■ **Problem to solve**: Pull out every line below that holds the word "развития".

■ **Information provided**:
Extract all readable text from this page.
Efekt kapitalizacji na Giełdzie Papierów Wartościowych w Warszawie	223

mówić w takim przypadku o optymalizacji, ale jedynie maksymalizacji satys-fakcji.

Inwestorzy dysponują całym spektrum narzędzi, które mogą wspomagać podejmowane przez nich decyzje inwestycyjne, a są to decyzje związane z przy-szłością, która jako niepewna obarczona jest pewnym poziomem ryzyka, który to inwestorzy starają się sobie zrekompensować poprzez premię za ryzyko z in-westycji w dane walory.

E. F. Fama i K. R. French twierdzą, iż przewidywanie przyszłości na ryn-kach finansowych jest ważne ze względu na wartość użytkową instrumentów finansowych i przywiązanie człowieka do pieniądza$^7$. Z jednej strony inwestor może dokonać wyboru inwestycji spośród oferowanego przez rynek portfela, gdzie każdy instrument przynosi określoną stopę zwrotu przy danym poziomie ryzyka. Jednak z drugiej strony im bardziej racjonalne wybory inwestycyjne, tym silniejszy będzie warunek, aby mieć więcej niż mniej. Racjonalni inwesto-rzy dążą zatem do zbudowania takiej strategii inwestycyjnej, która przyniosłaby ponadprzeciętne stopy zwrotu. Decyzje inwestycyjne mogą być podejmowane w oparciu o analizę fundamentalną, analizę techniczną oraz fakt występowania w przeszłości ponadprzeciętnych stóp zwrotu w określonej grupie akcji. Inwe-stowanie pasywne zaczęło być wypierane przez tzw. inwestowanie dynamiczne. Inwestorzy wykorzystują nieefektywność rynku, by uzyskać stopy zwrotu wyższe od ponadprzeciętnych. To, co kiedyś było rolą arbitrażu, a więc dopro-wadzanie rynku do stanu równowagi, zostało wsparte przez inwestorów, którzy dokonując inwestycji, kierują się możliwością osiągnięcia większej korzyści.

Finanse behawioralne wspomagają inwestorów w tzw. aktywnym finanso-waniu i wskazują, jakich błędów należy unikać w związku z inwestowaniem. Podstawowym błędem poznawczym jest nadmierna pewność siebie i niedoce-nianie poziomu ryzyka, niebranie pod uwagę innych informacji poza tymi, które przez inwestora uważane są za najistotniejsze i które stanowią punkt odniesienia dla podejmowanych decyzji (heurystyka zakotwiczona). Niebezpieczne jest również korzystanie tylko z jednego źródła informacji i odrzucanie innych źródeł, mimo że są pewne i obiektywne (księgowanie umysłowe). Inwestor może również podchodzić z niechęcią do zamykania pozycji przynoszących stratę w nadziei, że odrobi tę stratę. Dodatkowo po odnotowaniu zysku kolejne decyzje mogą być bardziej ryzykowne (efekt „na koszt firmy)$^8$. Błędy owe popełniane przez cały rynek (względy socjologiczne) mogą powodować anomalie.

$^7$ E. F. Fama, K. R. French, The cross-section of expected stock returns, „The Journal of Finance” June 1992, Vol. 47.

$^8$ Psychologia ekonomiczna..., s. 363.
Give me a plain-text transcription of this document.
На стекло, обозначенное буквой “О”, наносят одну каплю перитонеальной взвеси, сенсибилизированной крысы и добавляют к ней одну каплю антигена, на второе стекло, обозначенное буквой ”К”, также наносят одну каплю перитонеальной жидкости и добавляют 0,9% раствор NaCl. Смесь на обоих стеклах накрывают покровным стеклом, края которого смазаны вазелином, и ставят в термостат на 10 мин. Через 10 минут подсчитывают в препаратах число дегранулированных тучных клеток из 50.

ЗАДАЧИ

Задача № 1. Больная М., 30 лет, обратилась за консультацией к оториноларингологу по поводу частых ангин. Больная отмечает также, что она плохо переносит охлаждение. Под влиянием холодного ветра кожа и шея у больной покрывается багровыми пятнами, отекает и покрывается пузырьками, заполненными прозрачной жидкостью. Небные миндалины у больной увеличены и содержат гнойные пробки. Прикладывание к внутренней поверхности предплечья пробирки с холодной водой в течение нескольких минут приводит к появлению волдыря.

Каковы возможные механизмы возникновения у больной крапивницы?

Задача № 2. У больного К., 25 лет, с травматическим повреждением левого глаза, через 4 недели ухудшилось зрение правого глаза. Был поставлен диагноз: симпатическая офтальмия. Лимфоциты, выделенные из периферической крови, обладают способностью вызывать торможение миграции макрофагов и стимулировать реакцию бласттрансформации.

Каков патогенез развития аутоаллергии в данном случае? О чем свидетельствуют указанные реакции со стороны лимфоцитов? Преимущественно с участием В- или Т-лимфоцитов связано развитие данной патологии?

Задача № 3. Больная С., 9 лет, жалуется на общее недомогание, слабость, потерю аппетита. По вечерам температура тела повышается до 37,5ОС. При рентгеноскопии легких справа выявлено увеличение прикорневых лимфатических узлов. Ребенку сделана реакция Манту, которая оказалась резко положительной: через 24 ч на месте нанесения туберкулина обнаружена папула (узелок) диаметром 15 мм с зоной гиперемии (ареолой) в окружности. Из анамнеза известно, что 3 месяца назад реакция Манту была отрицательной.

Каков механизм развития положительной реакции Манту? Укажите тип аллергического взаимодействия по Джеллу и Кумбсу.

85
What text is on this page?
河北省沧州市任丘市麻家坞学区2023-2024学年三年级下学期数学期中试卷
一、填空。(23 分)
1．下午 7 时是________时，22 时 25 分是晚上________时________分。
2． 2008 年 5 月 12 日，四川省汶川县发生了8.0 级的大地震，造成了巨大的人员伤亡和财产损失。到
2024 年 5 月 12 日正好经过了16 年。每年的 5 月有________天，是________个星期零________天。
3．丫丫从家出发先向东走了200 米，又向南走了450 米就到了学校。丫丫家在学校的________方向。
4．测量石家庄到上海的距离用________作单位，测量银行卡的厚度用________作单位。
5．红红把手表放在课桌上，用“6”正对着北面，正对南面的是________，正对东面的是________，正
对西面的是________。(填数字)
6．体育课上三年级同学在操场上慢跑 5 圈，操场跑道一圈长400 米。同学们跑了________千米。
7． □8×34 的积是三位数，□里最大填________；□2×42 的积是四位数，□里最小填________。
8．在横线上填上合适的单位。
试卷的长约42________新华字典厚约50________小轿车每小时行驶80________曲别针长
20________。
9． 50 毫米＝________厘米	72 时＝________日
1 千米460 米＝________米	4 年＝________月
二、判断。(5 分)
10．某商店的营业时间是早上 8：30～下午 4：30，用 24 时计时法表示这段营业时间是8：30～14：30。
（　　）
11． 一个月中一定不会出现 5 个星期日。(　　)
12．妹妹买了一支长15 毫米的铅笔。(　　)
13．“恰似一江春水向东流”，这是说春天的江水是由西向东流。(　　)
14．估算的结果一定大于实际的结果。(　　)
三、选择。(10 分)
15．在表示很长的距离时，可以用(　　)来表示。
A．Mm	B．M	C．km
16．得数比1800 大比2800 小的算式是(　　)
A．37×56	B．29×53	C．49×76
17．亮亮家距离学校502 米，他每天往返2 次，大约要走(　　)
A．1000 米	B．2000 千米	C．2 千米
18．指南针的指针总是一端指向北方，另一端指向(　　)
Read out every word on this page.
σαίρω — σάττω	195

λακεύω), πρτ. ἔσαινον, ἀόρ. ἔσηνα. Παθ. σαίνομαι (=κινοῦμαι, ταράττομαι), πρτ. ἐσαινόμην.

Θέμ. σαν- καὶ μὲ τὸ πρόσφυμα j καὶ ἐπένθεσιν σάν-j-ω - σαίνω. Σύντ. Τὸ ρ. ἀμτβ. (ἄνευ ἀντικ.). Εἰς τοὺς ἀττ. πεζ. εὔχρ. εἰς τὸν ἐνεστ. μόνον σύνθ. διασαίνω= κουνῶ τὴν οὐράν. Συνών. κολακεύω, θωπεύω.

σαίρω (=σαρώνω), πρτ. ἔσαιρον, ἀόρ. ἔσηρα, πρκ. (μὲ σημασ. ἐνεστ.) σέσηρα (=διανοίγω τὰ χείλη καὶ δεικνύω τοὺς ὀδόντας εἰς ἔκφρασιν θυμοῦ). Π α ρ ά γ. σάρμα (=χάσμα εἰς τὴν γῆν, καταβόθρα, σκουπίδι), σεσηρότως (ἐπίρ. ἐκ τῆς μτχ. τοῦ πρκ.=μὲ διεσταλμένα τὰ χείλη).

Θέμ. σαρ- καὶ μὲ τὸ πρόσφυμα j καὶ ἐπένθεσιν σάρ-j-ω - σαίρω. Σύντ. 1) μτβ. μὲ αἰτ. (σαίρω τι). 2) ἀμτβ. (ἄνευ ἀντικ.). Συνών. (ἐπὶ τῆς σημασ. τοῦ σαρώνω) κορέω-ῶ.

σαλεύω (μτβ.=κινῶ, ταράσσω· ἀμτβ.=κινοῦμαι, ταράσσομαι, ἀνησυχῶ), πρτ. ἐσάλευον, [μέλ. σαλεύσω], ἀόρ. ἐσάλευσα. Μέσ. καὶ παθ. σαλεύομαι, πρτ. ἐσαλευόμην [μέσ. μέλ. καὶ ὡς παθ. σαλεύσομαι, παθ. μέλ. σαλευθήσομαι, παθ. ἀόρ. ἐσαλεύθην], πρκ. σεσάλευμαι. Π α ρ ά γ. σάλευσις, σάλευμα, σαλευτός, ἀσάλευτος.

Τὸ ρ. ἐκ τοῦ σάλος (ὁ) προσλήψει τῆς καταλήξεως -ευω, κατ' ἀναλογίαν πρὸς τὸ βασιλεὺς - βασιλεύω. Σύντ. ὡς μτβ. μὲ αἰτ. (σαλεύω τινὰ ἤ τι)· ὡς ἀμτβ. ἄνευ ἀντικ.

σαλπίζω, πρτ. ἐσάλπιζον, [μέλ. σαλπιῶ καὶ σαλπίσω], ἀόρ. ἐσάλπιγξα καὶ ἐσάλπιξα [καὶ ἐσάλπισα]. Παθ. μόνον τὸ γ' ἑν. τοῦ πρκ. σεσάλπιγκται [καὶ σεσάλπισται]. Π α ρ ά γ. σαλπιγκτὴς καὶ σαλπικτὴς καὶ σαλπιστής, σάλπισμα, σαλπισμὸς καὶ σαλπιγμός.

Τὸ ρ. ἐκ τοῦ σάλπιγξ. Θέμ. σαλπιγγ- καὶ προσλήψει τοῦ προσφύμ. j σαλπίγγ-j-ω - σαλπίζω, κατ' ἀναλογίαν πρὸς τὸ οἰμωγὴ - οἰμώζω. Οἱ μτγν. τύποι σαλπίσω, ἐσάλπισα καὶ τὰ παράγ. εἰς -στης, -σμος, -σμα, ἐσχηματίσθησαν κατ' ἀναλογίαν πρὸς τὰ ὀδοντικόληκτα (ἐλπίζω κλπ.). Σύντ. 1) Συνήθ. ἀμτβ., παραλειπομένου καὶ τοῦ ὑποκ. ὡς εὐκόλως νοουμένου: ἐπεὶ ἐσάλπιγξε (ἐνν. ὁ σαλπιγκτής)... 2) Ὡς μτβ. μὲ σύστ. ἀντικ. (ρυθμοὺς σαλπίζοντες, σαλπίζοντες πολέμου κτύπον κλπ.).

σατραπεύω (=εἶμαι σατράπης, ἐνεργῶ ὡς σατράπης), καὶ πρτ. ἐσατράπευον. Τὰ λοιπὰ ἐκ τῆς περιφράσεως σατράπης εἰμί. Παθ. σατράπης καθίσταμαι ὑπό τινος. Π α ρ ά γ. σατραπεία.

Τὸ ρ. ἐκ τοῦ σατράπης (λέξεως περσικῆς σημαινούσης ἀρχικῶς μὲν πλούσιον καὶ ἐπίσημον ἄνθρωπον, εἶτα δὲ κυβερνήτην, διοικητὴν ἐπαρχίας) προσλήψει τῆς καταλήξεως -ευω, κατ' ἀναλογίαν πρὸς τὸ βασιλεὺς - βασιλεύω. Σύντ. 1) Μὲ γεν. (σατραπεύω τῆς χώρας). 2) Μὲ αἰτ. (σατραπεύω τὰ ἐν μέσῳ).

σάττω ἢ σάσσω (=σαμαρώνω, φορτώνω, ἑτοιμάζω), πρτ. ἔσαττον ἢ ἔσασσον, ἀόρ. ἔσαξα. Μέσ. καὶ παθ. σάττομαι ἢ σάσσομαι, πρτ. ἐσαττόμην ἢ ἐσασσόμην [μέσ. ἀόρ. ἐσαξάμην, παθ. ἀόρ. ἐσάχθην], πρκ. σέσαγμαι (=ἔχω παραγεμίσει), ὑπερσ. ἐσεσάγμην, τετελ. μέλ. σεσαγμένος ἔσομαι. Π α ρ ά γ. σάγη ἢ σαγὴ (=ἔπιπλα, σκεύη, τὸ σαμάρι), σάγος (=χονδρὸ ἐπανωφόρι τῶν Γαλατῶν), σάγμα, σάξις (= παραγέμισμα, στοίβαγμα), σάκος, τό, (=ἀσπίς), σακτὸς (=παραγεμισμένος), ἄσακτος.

■ **Solution to this problem**:
Каков патогенез развития аутоаллергии в данном случае? О чем свидетельствуют указанные реакции со стороны лимфоцитов? Преимущественно с участием В- или Т-лимфоцитов связано развитие данной патологии?
Каков механизм развития положительной реакции Манту? Укажите тип аллергического взаимодействия по Джеллу и Кумбсу.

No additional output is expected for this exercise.